Data extracted from a collection:
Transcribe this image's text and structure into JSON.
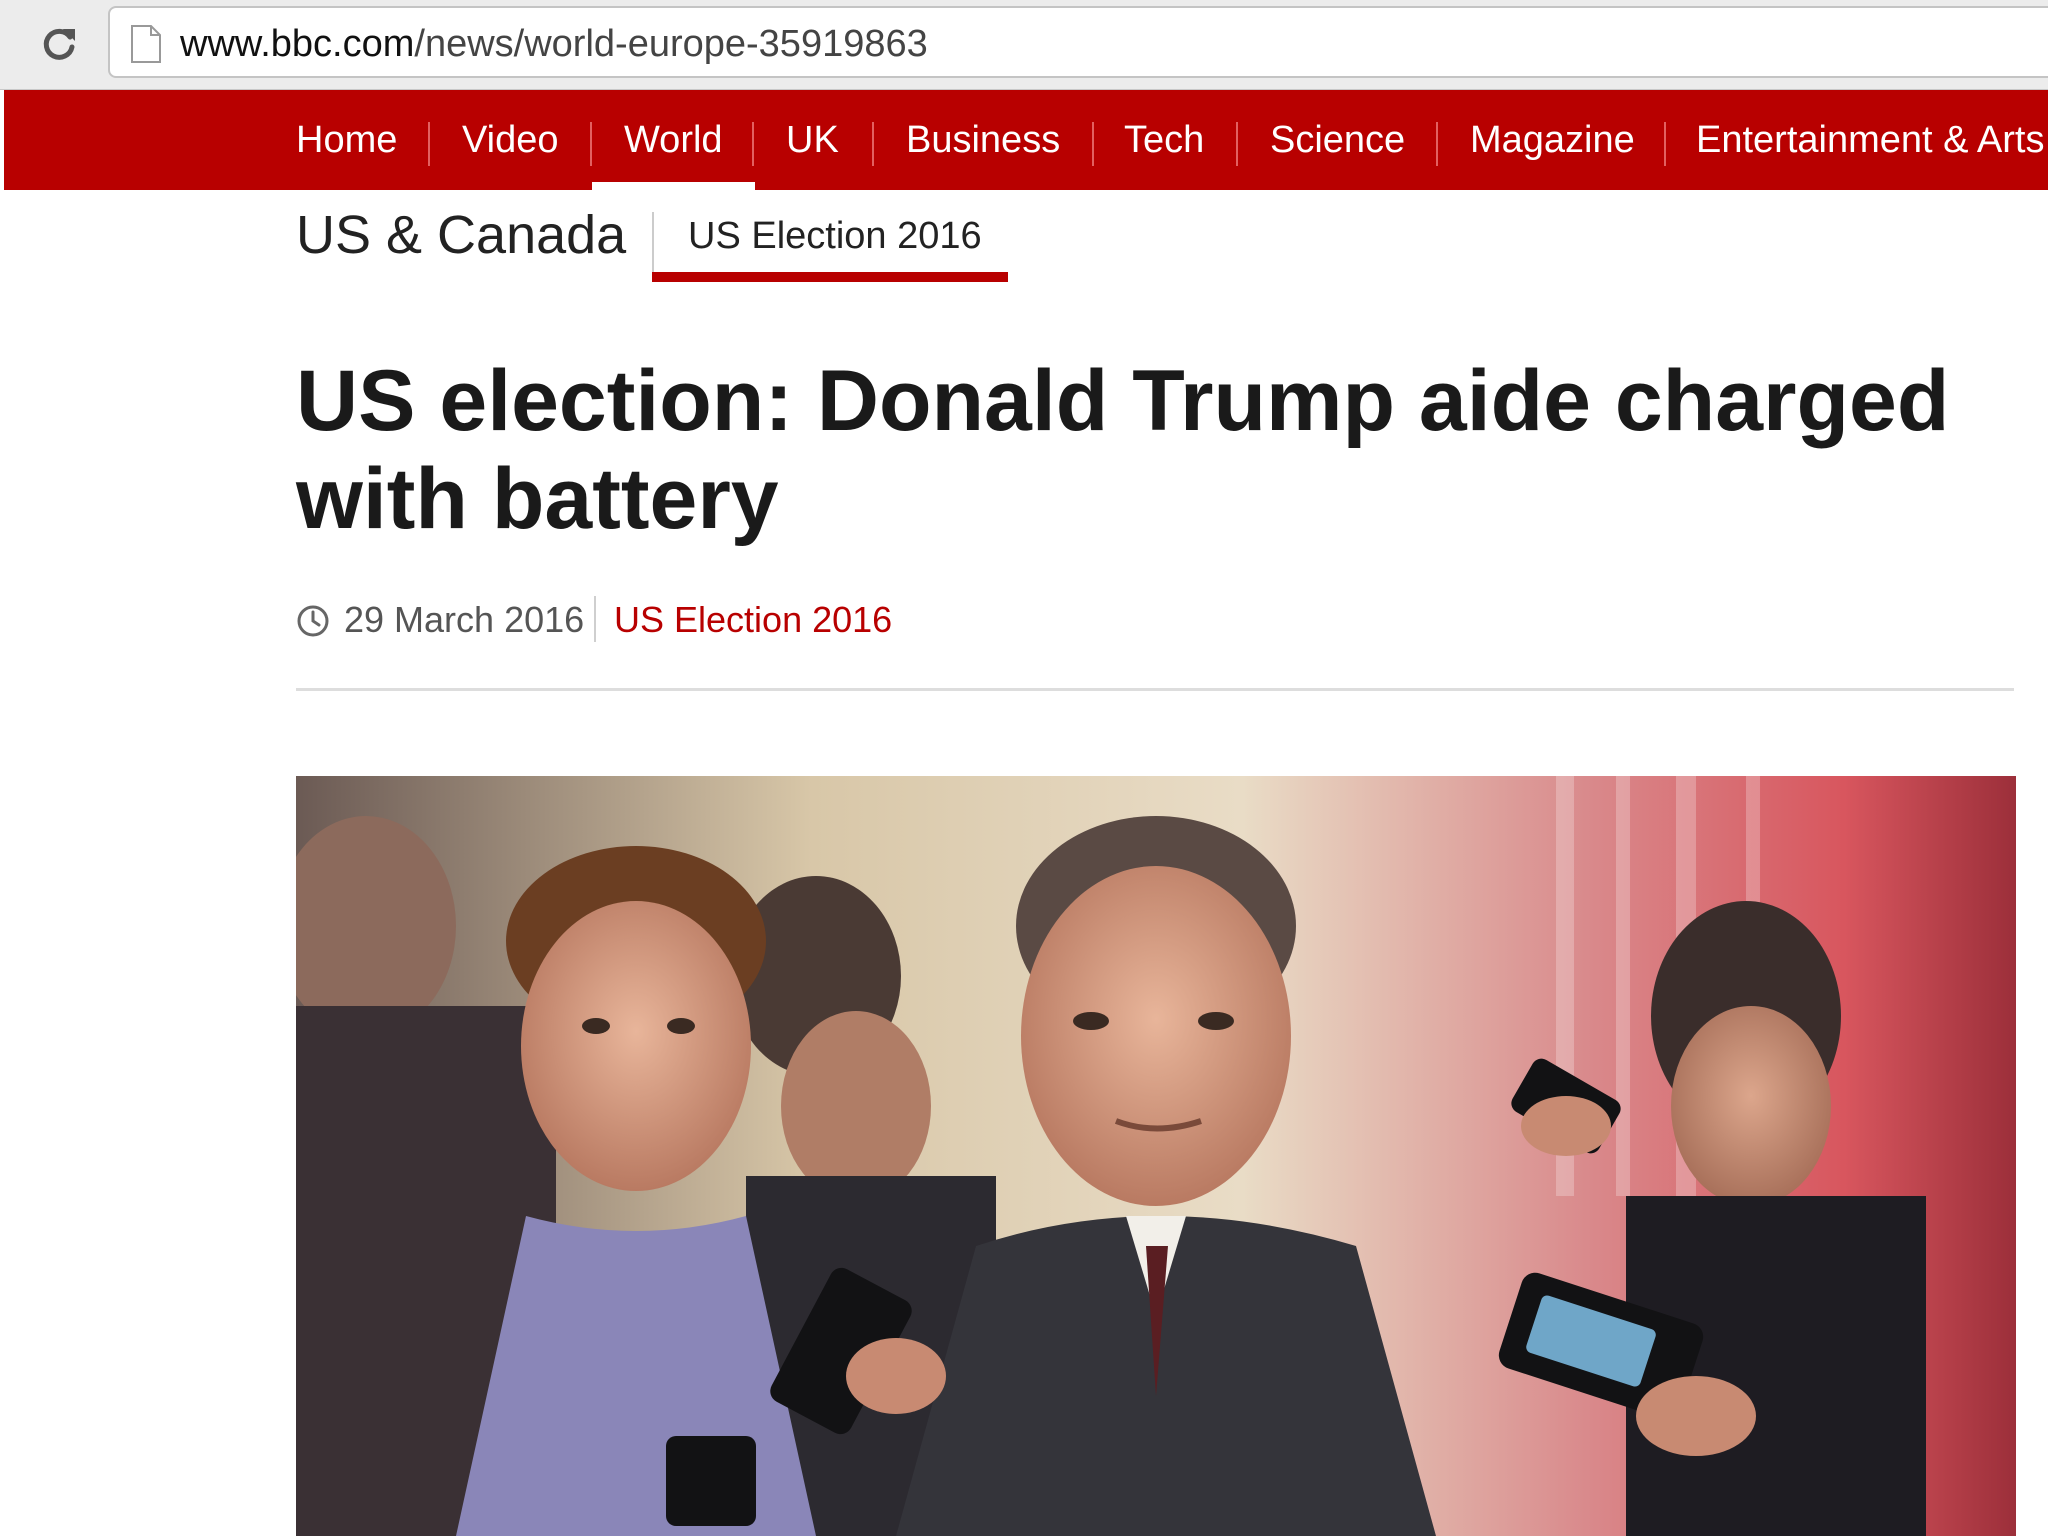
{
  "browser": {
    "url_host": "www.bbc.com",
    "url_path": "/news/world-europe-35919863"
  },
  "nav": {
    "items": [
      {
        "label": "Home"
      },
      {
        "label": "Video"
      },
      {
        "label": "World",
        "active": true
      },
      {
        "label": "UK"
      },
      {
        "label": "Business"
      },
      {
        "label": "Tech"
      },
      {
        "label": "Science"
      },
      {
        "label": "Magazine"
      },
      {
        "label": "Entertainment & Arts"
      }
    ]
  },
  "section": {
    "title": "US & Canada",
    "subnav_active": "US Election 2016"
  },
  "article": {
    "headline": "US election: Donald Trump aide charged with battery",
    "date": "29 March 2016",
    "topic_link": "US Election 2016"
  },
  "colors": {
    "brand_red": "#b80000",
    "text_dark": "#1a1a1a",
    "meta_gray": "#555555"
  },
  "icons": {
    "reload": "reload-icon",
    "page": "page-icon",
    "clock": "clock-icon"
  }
}
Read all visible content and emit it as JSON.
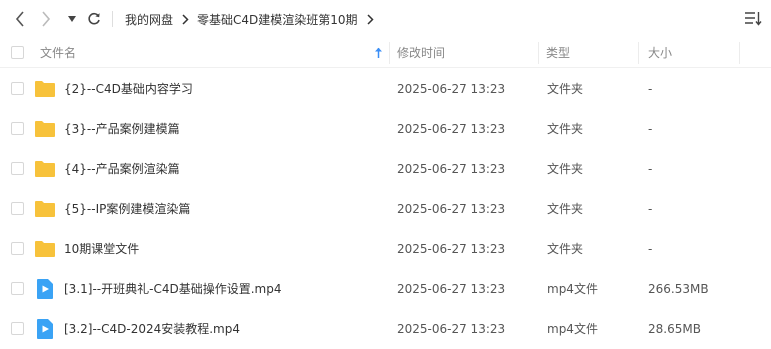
{
  "toolbar": {
    "breadcrumbs": [
      "我的网盘",
      "零基础C4D建模渲染班第10期"
    ]
  },
  "columns": {
    "name": "文件名",
    "modified": "修改时间",
    "type": "类型",
    "size": "大小"
  },
  "colors": {
    "folder": "#f7c23b",
    "video": "#3aa3f5"
  },
  "files": [
    {
      "name": "{2}--C4D基础内容学习",
      "modified": "2025-06-27 13:23",
      "type": "文件夹",
      "size": "-",
      "icon": "folder-icon"
    },
    {
      "name": "{3}--产品案例建模篇",
      "modified": "2025-06-27 13:23",
      "type": "文件夹",
      "size": "-",
      "icon": "folder-icon"
    },
    {
      "name": "{4}--产品案例渲染篇",
      "modified": "2025-06-27 13:23",
      "type": "文件夹",
      "size": "-",
      "icon": "folder-icon"
    },
    {
      "name": "{5}--IP案例建模渲染篇",
      "modified": "2025-06-27 13:23",
      "type": "文件夹",
      "size": "-",
      "icon": "folder-icon"
    },
    {
      "name": "10期课堂文件",
      "modified": "2025-06-27 13:23",
      "type": "文件夹",
      "size": "-",
      "icon": "folder-icon"
    },
    {
      "name": "[3.1]--开班典礼-C4D基础操作设置.mp4",
      "modified": "2025-06-27 13:23",
      "type": "mp4文件",
      "size": "266.53MB",
      "icon": "video-file-icon"
    },
    {
      "name": "[3.2]--C4D-2024安装教程.mp4",
      "modified": "2025-06-27 13:23",
      "type": "mp4文件",
      "size": "28.65MB",
      "icon": "video-file-icon"
    }
  ]
}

The task: Repeat each entry above word for word, leaving every picture out.

Answer in full:
Transcribe this image's text and structure into JSON.
{
  "browser": {
    "url_host": "www.bbc.com",
    "url_path": "/news/world-europe-35919863"
  },
  "nav": {
    "items": [
      {
        "label": "Home"
      },
      {
        "label": "Video"
      },
      {
        "label": "World",
        "active": true
      },
      {
        "label": "UK"
      },
      {
        "label": "Business"
      },
      {
        "label": "Tech"
      },
      {
        "label": "Science"
      },
      {
        "label": "Magazine"
      },
      {
        "label": "Entertainment & Arts"
      }
    ]
  },
  "section": {
    "title": "US & Canada",
    "subnav_active": "US Election 2016"
  },
  "article": {
    "headline": "US election: Donald Trump aide charged with battery",
    "date": "29 March 2016",
    "topic_link": "US Election 2016"
  },
  "colors": {
    "brand_red": "#b80000",
    "text_dark": "#1a1a1a",
    "meta_gray": "#555555"
  },
  "icons": {
    "reload": "reload-icon",
    "page": "page-icon",
    "clock": "clock-icon"
  }
}
Read all visible content and emit it as JSON.
{
  "toolbar": {
    "breadcrumbs": [
      "我的网盘",
      "零基础C4D建模渲染班第10期"
    ]
  },
  "columns": {
    "name": "文件名",
    "modified": "修改时间",
    "type": "类型",
    "size": "大小"
  },
  "colors": {
    "folder": "#f7c23b",
    "video": "#3aa3f5"
  },
  "files": [
    {
      "name": "{2}--C4D基础内容学习",
      "modified": "2025-06-27 13:23",
      "type": "文件夹",
      "size": "-",
      "icon": "folder-icon"
    },
    {
      "name": "{3}--产品案例建模篇",
      "modified": "2025-06-27 13:23",
      "type": "文件夹",
      "size": "-",
      "icon": "folder-icon"
    },
    {
      "name": "{4}--产品案例渲染篇",
      "modified": "2025-06-27 13:23",
      "type": "文件夹",
      "size": "-",
      "icon": "folder-icon"
    },
    {
      "name": "{5}--IP案例建模渲染篇",
      "modified": "2025-06-27 13:23",
      "type": "文件夹",
      "size": "-",
      "icon": "folder-icon"
    },
    {
      "name": "10期课堂文件",
      "modified": "2025-06-27 13:23",
      "type": "文件夹",
      "size": "-",
      "icon": "folder-icon"
    },
    {
      "name": "[3.1]--开班典礼-C4D基础操作设置.mp4",
      "modified": "2025-06-27 13:23",
      "type": "mp4文件",
      "size": "266.53MB",
      "icon": "video-file-icon"
    },
    {
      "name": "[3.2]--C4D-2024安装教程.mp4",
      "modified": "2025-06-27 13:23",
      "type": "mp4文件",
      "size": "28.65MB",
      "icon": "video-file-icon"
    }
  ]
}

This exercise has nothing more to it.